**Direction:** Pull every line with the word "image" out of the entries below.

**Extracted records:**
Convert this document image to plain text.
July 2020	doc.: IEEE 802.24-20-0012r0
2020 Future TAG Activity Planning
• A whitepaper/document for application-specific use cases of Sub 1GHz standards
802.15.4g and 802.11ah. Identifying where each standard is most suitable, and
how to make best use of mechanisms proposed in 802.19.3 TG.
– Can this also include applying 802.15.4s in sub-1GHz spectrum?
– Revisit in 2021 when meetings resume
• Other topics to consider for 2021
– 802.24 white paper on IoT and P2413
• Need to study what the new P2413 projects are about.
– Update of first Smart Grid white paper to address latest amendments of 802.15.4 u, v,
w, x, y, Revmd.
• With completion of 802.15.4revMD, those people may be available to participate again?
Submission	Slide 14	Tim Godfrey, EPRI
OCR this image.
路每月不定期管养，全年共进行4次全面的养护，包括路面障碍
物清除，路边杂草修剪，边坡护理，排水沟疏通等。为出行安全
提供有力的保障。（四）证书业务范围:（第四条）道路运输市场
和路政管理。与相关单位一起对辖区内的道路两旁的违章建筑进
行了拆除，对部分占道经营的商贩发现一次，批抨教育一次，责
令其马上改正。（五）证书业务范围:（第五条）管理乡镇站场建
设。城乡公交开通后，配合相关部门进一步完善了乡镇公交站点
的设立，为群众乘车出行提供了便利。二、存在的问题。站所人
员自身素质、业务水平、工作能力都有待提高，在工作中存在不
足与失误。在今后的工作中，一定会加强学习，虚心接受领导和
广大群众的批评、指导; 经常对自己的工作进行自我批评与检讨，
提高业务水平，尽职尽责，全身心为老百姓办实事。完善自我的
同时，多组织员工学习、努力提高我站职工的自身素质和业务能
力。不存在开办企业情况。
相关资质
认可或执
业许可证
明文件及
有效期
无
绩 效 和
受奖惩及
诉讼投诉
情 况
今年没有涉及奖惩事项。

**Exercise answer:**
Convert this document image to plain text.
OCR this image.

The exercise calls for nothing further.